AIM OF THE EXERCISE ->
Skip the pictures. Repeat everything else in the records word for word.

━━━ INFORMATION SHOWN ━━━

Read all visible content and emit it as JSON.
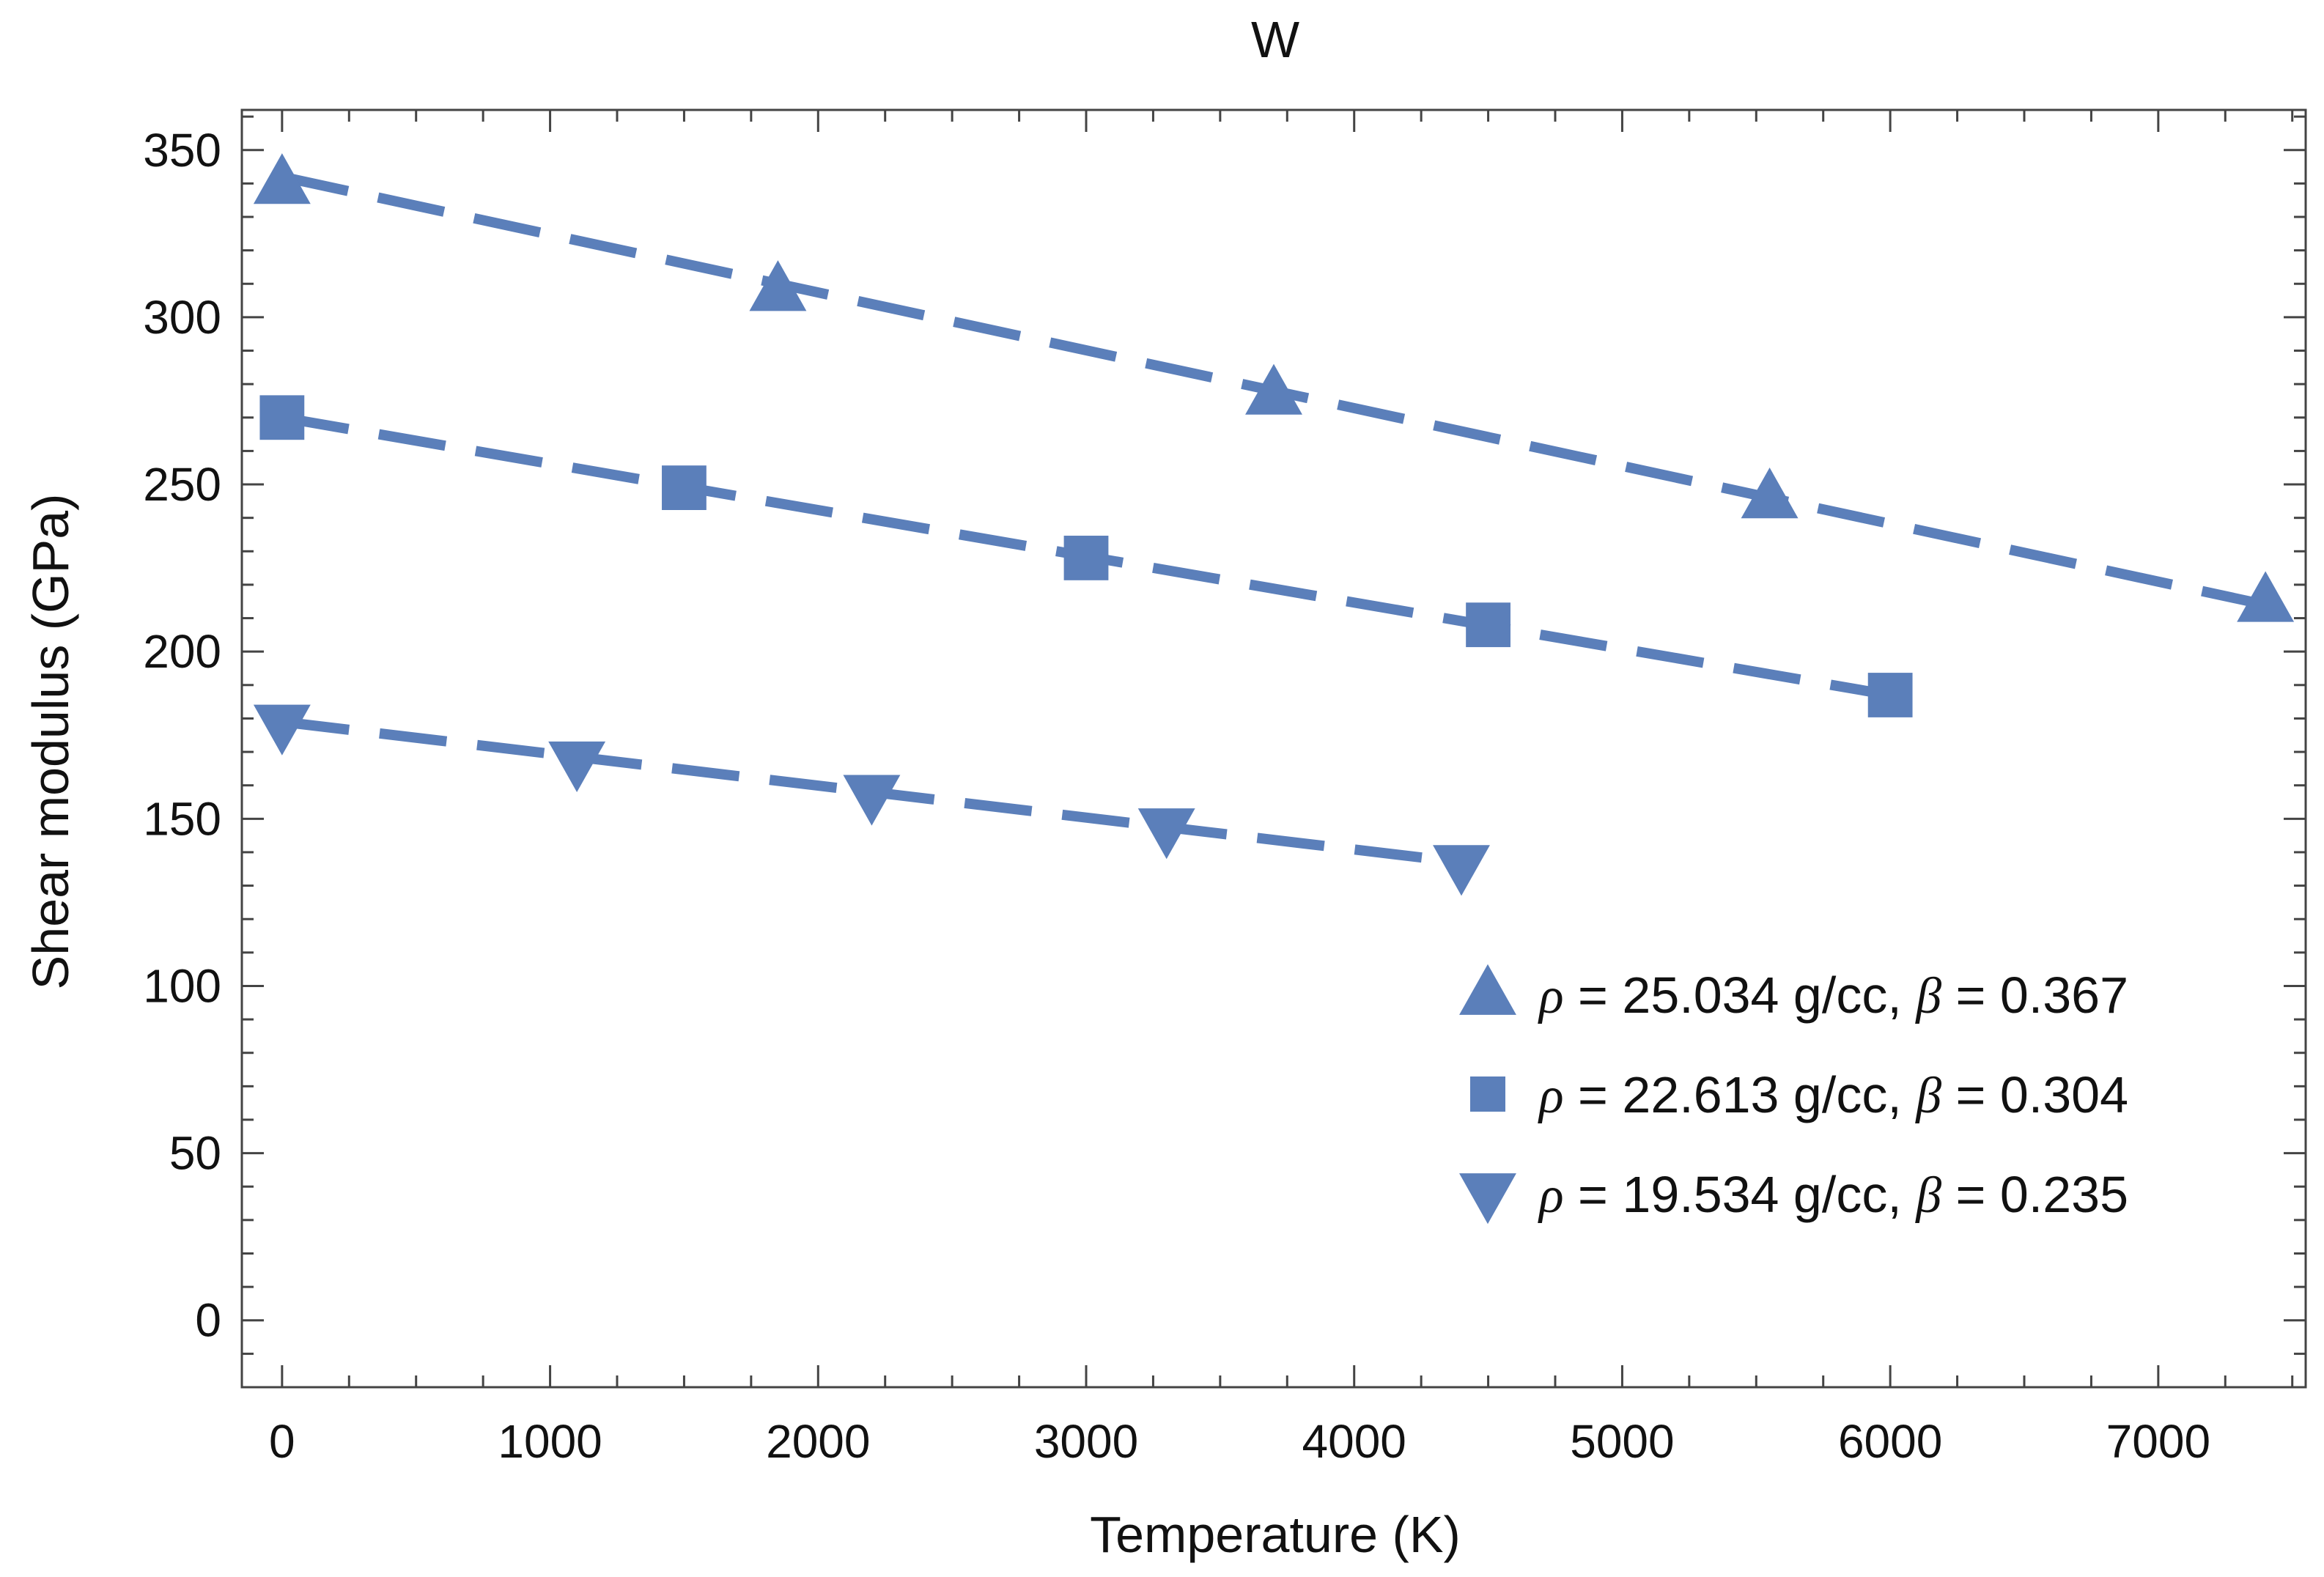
{
  "chart_data": {
    "type": "scatter",
    "title": "W",
    "xlabel": "Temperature (K)",
    "ylabel": "Shear modulus (GPa)",
    "xlim": [
      -150,
      7550
    ],
    "ylim": [
      -20,
      362
    ],
    "xticks": [
      0,
      1000,
      2000,
      3000,
      4000,
      5000,
      6000,
      7000
    ],
    "yticks": [
      0,
      50,
      100,
      150,
      200,
      250,
      300,
      350
    ],
    "xtick_labels": [
      "0",
      "1000",
      "2000",
      "3000",
      "4000",
      "5000",
      "6000",
      "7000"
    ],
    "ytick_labels": [
      "0",
      "50",
      "100",
      "150",
      "200",
      "250",
      "300",
      "350"
    ],
    "grid": false,
    "legend_position": "bottom-right",
    "color": "#5b7fba",
    "series": [
      {
        "name": "ρ = 25.034 g/cc, β = 0.367",
        "legend": {
          "rho_symbol": "ρ",
          "rho_text": " = 25.034 g/cc, ",
          "beta_symbol": "β",
          "beta_text": " = 0.367"
        },
        "marker": "triangle-up",
        "x": [
          0,
          1850,
          3700,
          5550,
          7400
        ],
        "y": [
          340,
          308,
          277,
          246,
          215
        ],
        "fit_line": {
          "style": "dashed",
          "x": [
            0,
            7400
          ],
          "y": [
            342,
            214
          ]
        }
      },
      {
        "name": "ρ = 22.613 g/cc, β = 0.304",
        "legend": {
          "rho_symbol": "ρ",
          "rho_text": " = 22.613 g/cc, ",
          "beta_symbol": "β",
          "beta_text": " = 0.304"
        },
        "marker": "square",
        "x": [
          0,
          1500,
          3000,
          4500,
          6000
        ],
        "y": [
          270,
          249,
          228,
          208,
          187
        ],
        "fit_line": {
          "style": "dashed",
          "x": [
            0,
            6000
          ],
          "y": [
            270,
            187
          ]
        }
      },
      {
        "name": "ρ = 19.534 g/cc, β = 0.235",
        "legend": {
          "rho_symbol": "ρ",
          "rho_text": " = 19.534 g/cc, ",
          "beta_symbol": "β",
          "beta_text": " = 0.235"
        },
        "marker": "triangle-down",
        "x": [
          0,
          1100,
          2200,
          3300,
          4400
        ],
        "y": [
          178,
          167,
          157,
          147,
          136
        ],
        "fit_line": {
          "style": "dashed",
          "x": [
            0,
            4400
          ],
          "y": [
            179,
            137
          ]
        }
      }
    ]
  }
}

━━━

SOLUTION TO THIS PROBLEM ->
Read all visible content and emit it as JSON.
{
  "chart_data": {
    "type": "scatter",
    "title": "W",
    "xlabel": "Temperature (K)",
    "ylabel": "Shear modulus (GPa)",
    "xlim": [
      -150,
      7550
    ],
    "ylim": [
      -20,
      362
    ],
    "xticks": [
      0,
      1000,
      2000,
      3000,
      4000,
      5000,
      6000,
      7000
    ],
    "yticks": [
      0,
      50,
      100,
      150,
      200,
      250,
      300,
      350
    ],
    "xtick_labels": [
      "0",
      "1000",
      "2000",
      "3000",
      "4000",
      "5000",
      "6000",
      "7000"
    ],
    "ytick_labels": [
      "0",
      "50",
      "100",
      "150",
      "200",
      "250",
      "300",
      "350"
    ],
    "grid": false,
    "legend_position": "bottom-right",
    "color": "#5b7fba",
    "series": [
      {
        "name": "ρ = 25.034 g/cc, β = 0.367",
        "legend": {
          "rho_symbol": "ρ",
          "rho_text": " = 25.034 g/cc, ",
          "beta_symbol": "β",
          "beta_text": " = 0.367"
        },
        "marker": "triangle-up",
        "x": [
          0,
          1850,
          3700,
          5550,
          7400
        ],
        "y": [
          340,
          308,
          277,
          246,
          215
        ],
        "fit_line": {
          "style": "dashed",
          "x": [
            0,
            7400
          ],
          "y": [
            342,
            214
          ]
        }
      },
      {
        "name": "ρ = 22.613 g/cc, β = 0.304",
        "legend": {
          "rho_symbol": "ρ",
          "rho_text": " = 22.613 g/cc, ",
          "beta_symbol": "β",
          "beta_text": " = 0.304"
        },
        "marker": "square",
        "x": [
          0,
          1500,
          3000,
          4500,
          6000
        ],
        "y": [
          270,
          249,
          228,
          208,
          187
        ],
        "fit_line": {
          "style": "dashed",
          "x": [
            0,
            6000
          ],
          "y": [
            270,
            187
          ]
        }
      },
      {
        "name": "ρ = 19.534 g/cc, β = 0.235",
        "legend": {
          "rho_symbol": "ρ",
          "rho_text": " = 19.534 g/cc, ",
          "beta_symbol": "β",
          "beta_text": " = 0.235"
        },
        "marker": "triangle-down",
        "x": [
          0,
          1100,
          2200,
          3300,
          4400
        ],
        "y": [
          178,
          167,
          157,
          147,
          136
        ],
        "fit_line": {
          "style": "dashed",
          "x": [
            0,
            4400
          ],
          "y": [
            179,
            137
          ]
        }
      }
    ]
  }
}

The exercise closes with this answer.